■ OBJECTIVE
Rewrite every row below, putting "clickable" wherever "interactable" appears and leaving everything else unchanged.

■ LISTING

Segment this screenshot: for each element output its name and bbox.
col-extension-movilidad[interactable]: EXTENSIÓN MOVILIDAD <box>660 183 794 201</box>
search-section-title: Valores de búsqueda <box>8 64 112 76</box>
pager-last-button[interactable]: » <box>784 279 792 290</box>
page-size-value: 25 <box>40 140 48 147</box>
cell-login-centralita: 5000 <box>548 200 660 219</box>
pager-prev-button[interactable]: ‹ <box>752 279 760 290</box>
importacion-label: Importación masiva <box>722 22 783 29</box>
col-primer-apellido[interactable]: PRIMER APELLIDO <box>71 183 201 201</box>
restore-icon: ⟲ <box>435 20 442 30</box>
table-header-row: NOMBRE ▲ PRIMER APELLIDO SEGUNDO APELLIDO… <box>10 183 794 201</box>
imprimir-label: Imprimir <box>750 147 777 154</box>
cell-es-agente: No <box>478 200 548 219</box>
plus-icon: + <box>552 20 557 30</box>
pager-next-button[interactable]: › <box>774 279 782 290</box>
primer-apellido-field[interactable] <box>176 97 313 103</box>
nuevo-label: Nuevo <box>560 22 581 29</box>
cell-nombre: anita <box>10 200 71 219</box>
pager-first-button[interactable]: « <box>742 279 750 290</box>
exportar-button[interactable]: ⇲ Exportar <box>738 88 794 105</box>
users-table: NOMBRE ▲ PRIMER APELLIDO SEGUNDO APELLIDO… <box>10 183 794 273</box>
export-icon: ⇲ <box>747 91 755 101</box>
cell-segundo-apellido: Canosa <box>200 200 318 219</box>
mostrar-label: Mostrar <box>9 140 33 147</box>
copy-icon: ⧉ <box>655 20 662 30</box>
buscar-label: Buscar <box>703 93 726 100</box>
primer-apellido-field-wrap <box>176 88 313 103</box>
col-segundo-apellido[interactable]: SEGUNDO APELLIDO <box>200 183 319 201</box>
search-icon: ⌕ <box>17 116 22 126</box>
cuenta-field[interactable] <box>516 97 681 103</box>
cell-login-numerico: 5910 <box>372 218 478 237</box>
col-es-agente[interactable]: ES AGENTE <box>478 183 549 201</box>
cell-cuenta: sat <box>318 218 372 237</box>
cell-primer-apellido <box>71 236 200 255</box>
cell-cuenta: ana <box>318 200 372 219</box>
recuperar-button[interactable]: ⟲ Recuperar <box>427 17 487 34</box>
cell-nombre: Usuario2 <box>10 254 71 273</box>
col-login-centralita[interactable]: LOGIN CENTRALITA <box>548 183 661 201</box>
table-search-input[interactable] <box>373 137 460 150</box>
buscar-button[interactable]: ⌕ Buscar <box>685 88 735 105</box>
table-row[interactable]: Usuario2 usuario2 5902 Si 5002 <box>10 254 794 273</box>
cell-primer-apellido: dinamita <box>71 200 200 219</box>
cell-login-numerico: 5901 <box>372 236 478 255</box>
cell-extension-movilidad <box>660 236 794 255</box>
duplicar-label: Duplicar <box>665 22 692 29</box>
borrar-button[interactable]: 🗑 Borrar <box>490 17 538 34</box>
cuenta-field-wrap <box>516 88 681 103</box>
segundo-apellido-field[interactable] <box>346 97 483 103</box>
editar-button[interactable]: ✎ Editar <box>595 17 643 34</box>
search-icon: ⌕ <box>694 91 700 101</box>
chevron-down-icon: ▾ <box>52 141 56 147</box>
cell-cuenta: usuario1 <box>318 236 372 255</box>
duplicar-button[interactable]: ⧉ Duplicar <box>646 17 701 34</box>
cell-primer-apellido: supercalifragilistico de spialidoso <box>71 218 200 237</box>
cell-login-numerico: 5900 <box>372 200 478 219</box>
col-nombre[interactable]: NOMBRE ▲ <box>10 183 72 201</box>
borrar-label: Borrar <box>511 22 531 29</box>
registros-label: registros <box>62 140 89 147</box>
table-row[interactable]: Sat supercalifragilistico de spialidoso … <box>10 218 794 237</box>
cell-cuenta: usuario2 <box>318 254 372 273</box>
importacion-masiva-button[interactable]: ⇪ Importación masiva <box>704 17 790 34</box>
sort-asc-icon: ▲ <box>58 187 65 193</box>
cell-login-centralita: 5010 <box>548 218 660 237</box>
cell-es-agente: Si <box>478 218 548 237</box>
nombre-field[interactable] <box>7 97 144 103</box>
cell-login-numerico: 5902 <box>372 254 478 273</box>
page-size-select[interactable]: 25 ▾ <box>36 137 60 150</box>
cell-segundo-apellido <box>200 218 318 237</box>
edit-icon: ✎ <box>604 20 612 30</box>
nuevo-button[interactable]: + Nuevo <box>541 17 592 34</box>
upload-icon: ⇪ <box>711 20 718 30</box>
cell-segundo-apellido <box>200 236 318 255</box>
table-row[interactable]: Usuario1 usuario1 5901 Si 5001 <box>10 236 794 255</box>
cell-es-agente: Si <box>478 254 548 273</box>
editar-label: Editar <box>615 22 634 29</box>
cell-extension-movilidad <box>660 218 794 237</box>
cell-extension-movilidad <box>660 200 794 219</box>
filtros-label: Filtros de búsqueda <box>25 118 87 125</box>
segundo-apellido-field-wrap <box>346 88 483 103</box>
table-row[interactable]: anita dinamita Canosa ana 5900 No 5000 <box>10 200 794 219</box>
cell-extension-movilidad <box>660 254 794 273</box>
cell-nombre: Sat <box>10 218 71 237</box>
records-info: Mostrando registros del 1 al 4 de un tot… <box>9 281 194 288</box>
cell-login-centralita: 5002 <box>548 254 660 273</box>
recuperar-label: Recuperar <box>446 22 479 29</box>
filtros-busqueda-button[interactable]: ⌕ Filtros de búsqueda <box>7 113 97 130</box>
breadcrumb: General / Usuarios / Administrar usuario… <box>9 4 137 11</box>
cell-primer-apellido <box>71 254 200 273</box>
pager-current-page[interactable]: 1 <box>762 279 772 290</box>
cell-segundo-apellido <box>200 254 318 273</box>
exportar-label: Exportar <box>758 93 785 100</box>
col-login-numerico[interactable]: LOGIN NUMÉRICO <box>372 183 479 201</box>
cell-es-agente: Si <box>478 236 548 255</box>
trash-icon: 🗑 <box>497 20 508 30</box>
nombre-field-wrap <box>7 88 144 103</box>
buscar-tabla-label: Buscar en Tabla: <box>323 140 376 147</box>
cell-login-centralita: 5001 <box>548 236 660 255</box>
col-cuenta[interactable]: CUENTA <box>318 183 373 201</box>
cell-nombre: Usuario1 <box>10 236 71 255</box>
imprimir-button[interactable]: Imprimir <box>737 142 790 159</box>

■ THE RESPONSE
Segment this screenshot: for each element output its name and bbox.
col-extension-movilidad[clickable]: EXTENSIÓN MOVILIDAD <box>660 183 794 201</box>
search-section-title: Valores de búsqueda <box>8 64 112 76</box>
pager-last-button[clickable]: » <box>784 279 792 290</box>
page-size-value: 25 <box>40 140 48 147</box>
cell-login-centralita: 5000 <box>548 200 660 219</box>
pager-prev-button[clickable]: ‹ <box>752 279 760 290</box>
importacion-label: Importación masiva <box>722 22 783 29</box>
col-primer-apellido[clickable]: PRIMER APELLIDO <box>71 183 201 201</box>
restore-icon: ⟲ <box>435 20 442 30</box>
table-header-row: NOMBRE ▲ PRIMER APELLIDO SEGUNDO APELLIDO… <box>10 183 794 201</box>
imprimir-label: Imprimir <box>750 147 777 154</box>
cell-es-agente: No <box>478 200 548 219</box>
plus-icon: + <box>552 20 557 30</box>
pager-next-button[clickable]: › <box>774 279 782 290</box>
primer-apellido-field[clickable] <box>176 97 313 103</box>
nuevo-label: Nuevo <box>560 22 581 29</box>
cell-nombre: anita <box>10 200 71 219</box>
pager-first-button[clickable]: « <box>742 279 750 290</box>
exportar-button[clickable]: ⇲ Exportar <box>738 88 794 105</box>
users-table: NOMBRE ▲ PRIMER APELLIDO SEGUNDO APELLIDO… <box>10 183 794 273</box>
export-icon: ⇲ <box>747 91 755 101</box>
cell-segundo-apellido: Canosa <box>200 200 318 219</box>
mostrar-label: Mostrar <box>9 140 33 147</box>
copy-icon: ⧉ <box>655 20 662 30</box>
buscar-label: Buscar <box>703 93 726 100</box>
primer-apellido-field-wrap <box>176 88 313 103</box>
col-segundo-apellido[clickable]: SEGUNDO APELLIDO <box>200 183 319 201</box>
search-icon: ⌕ <box>17 116 22 126</box>
cuenta-field[clickable] <box>516 97 681 103</box>
cell-login-numerico: 5910 <box>372 218 478 237</box>
col-es-agente[clickable]: ES AGENTE <box>478 183 549 201</box>
cell-cuenta: sat <box>318 218 372 237</box>
cell-primer-apellido <box>71 236 200 255</box>
cell-cuenta: ana <box>318 200 372 219</box>
recuperar-button[clickable]: ⟲ Recuperar <box>427 17 487 34</box>
cell-nombre: Usuario2 <box>10 254 71 273</box>
col-login-centralita[clickable]: LOGIN CENTRALITA <box>548 183 661 201</box>
table-search-input[clickable] <box>373 137 460 150</box>
buscar-button[clickable]: ⌕ Buscar <box>685 88 735 105</box>
table-row[clickable]: Usuario2 usuario2 5902 Si 5002 <box>10 254 794 273</box>
cell-primer-apellido: dinamita <box>71 200 200 219</box>
cell-login-numerico: 5901 <box>372 236 478 255</box>
cell-extension-movilidad <box>660 236 794 255</box>
duplicar-label: Duplicar <box>665 22 692 29</box>
borrar-button[clickable]: 🗑 Borrar <box>490 17 538 34</box>
cuenta-field-wrap <box>516 88 681 103</box>
segundo-apellido-field[clickable] <box>346 97 483 103</box>
editar-button[clickable]: ✎ Editar <box>595 17 643 34</box>
search-icon: ⌕ <box>694 91 700 101</box>
chevron-down-icon: ▾ <box>52 141 56 147</box>
cell-cuenta: usuario1 <box>318 236 372 255</box>
duplicar-button[clickable]: ⧉ Duplicar <box>646 17 701 34</box>
cell-primer-apellido: supercalifragilistico de spialidoso <box>71 218 200 237</box>
cell-login-numerico: 5900 <box>372 200 478 219</box>
col-nombre[clickable]: NOMBRE ▲ <box>10 183 72 201</box>
borrar-label: Borrar <box>511 22 531 29</box>
registros-label: registros <box>62 140 89 147</box>
table-row[clickable]: Sat supercalifragilistico de spialidoso … <box>10 218 794 237</box>
cell-cuenta: usuario2 <box>318 254 372 273</box>
importacion-masiva-button[clickable]: ⇪ Importación masiva <box>704 17 790 34</box>
sort-asc-icon: ▲ <box>58 187 65 193</box>
cell-login-centralita: 5010 <box>548 218 660 237</box>
cell-es-agente: Si <box>478 218 548 237</box>
nombre-field[clickable] <box>7 97 144 103</box>
cell-login-numerico: 5902 <box>372 254 478 273</box>
page-size-select[clickable]: 25 ▾ <box>36 137 60 150</box>
cell-segundo-apellido <box>200 218 318 237</box>
edit-icon: ✎ <box>604 20 612 30</box>
nuevo-button[clickable]: + Nuevo <box>541 17 592 34</box>
upload-icon: ⇪ <box>711 20 718 30</box>
cell-segundo-apellido <box>200 236 318 255</box>
table-row[clickable]: Usuario1 usuario1 5901 Si 5001 <box>10 236 794 255</box>
cell-es-agente: Si <box>478 254 548 273</box>
editar-label: Editar <box>615 22 634 29</box>
cell-extension-movilidad <box>660 218 794 237</box>
cell-extension-movilidad <box>660 200 794 219</box>
filtros-label: Filtros de búsqueda <box>25 118 87 125</box>
segundo-apellido-field-wrap <box>346 88 483 103</box>
table-row[clickable]: anita dinamita Canosa ana 5900 No 5000 <box>10 200 794 219</box>
cell-extension-movilidad <box>660 254 794 273</box>
cell-nombre: Sat <box>10 218 71 237</box>
records-info: Mostrando registros del 1 al 4 de un tot… <box>9 281 194 288</box>
cell-login-centralita: 5002 <box>548 254 660 273</box>
recuperar-label: Recuperar <box>446 22 479 29</box>
filtros-busqueda-button[clickable]: ⌕ Filtros de búsqueda <box>7 113 97 130</box>
breadcrumb: General / Usuarios / Administrar usuario… <box>9 4 137 11</box>
cell-primer-apellido <box>71 254 200 273</box>
pager-current-page[clickable]: 1 <box>762 279 772 290</box>
cell-segundo-apellido <box>200 254 318 273</box>
exportar-label: Exportar <box>758 93 785 100</box>
col-login-numerico[clickable]: LOGIN NUMÉRICO <box>372 183 479 201</box>
cell-es-agente: Si <box>478 236 548 255</box>
trash-icon: 🗑 <box>497 20 508 30</box>
nombre-field-wrap <box>7 88 144 103</box>
buscar-tabla-label: Buscar en Tabla: <box>323 140 376 147</box>
cell-login-centralita: 5001 <box>548 236 660 255</box>
col-cuenta[clickable]: CUENTA <box>318 183 373 201</box>
cell-nombre: Usuario1 <box>10 236 71 255</box>
imprimir-button[clickable]: Imprimir <box>737 142 790 159</box>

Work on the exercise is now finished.